> _The problem_
Please render these rows as a numbered list, skipping any blank lines and leaving the pictures out.

> _Provided records_
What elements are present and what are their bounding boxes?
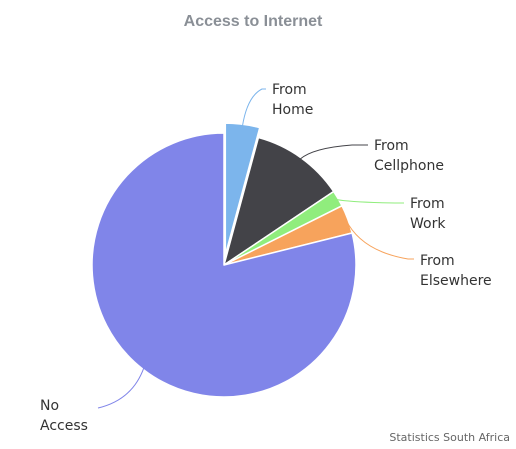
label-connector: [299, 144, 368, 160]
slice-label: From Cellphone: [374, 138, 444, 174]
label-connector: [241, 88, 266, 127]
slice-label-line: From: [272, 82, 307, 98]
slice-label-line: No: [40, 398, 59, 414]
slice-label-line: Work: [410, 216, 446, 232]
slice-label-line: From: [420, 253, 455, 269]
pie-slice-from-cellphone[interactable]: [223, 136, 335, 266]
slice-label-line: From: [410, 196, 445, 212]
slice-labels: From Home From Cellphone From Work From Elsewhe…: [40, 82, 492, 434]
slice-label-line: From: [374, 138, 409, 154]
slice-label-line: Access: [40, 418, 88, 434]
slice-label-line: Cellphone: [374, 158, 444, 174]
slice-label: From Work: [410, 196, 446, 232]
label-connector: [97, 367, 145, 409]
label-connectors: [97, 88, 414, 409]
pie-slice-no-access[interactable]: [91, 132, 357, 398]
chart-credit[interactable]: Statistics South Africa: [389, 431, 510, 444]
label-connector: [345, 219, 414, 260]
label-connector: [336, 199, 404, 204]
slice-label-line: Elsewhere: [420, 273, 492, 289]
slice-label-line: Home: [272, 102, 313, 118]
slice-label: No Access: [40, 398, 88, 434]
chart-title: Access to Internet: [184, 13, 323, 30]
slice-label: From Home: [272, 82, 313, 118]
pie-slices: [91, 122, 357, 398]
slice-label: From Elsewhere: [420, 253, 492, 289]
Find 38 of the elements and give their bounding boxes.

> _Exercise solution_
1. What elements are present and what are their bounding boxes?
2. label-connector: [299, 144, 368, 160]
3. slice-label: From Cellphone: [374, 138, 444, 174]
4. label-connector: [241, 88, 266, 127]
5. slice-label-line: From: [272, 82, 307, 98]
6. slice-label-line: No: [40, 398, 59, 414]
7. slice-label-line: Work: [410, 216, 446, 232]
8. slice-label-line: From: [420, 253, 455, 269]
9. pie-slice-from-cellphone[interactable]: [223, 136, 335, 266]
10. slice-label-line: From: [410, 196, 445, 212]
11. slice-labels: From Home From Cellphone From Work From Elsewhe…: [40, 82, 492, 434]
12. slice-label-line: From: [374, 138, 409, 154]
13. slice-label-line: Access: [40, 418, 88, 434]
14. slice-label-line: Cellphone: [374, 158, 444, 174]
15. slice-label: From Work: [410, 196, 446, 232]
16. label-connector: [97, 367, 145, 409]
17. label-connectors: [97, 88, 414, 409]
18. pie-slice-no-access[interactable]: [91, 132, 357, 398]
19. chart-credit[interactable]: Statistics South Africa: [389, 431, 510, 444]
20. label-connector: [345, 219, 414, 260]
21. label-connector: [336, 199, 404, 204]
22. slice-label-line: Elsewhere: [420, 273, 492, 289]
23. slice-label-line: Home: [272, 102, 313, 118]
24. slice-label: No Access: [40, 398, 88, 434]
25. chart-title: Access to Internet: [184, 13, 323, 30]
26. slice-label: From Home: [272, 82, 313, 118]
27. pie-slices: [91, 122, 357, 398]
28. slice-label: From Elsewhere: [420, 253, 492, 289]
29. Find 38 of the elements and give their bounding boxes.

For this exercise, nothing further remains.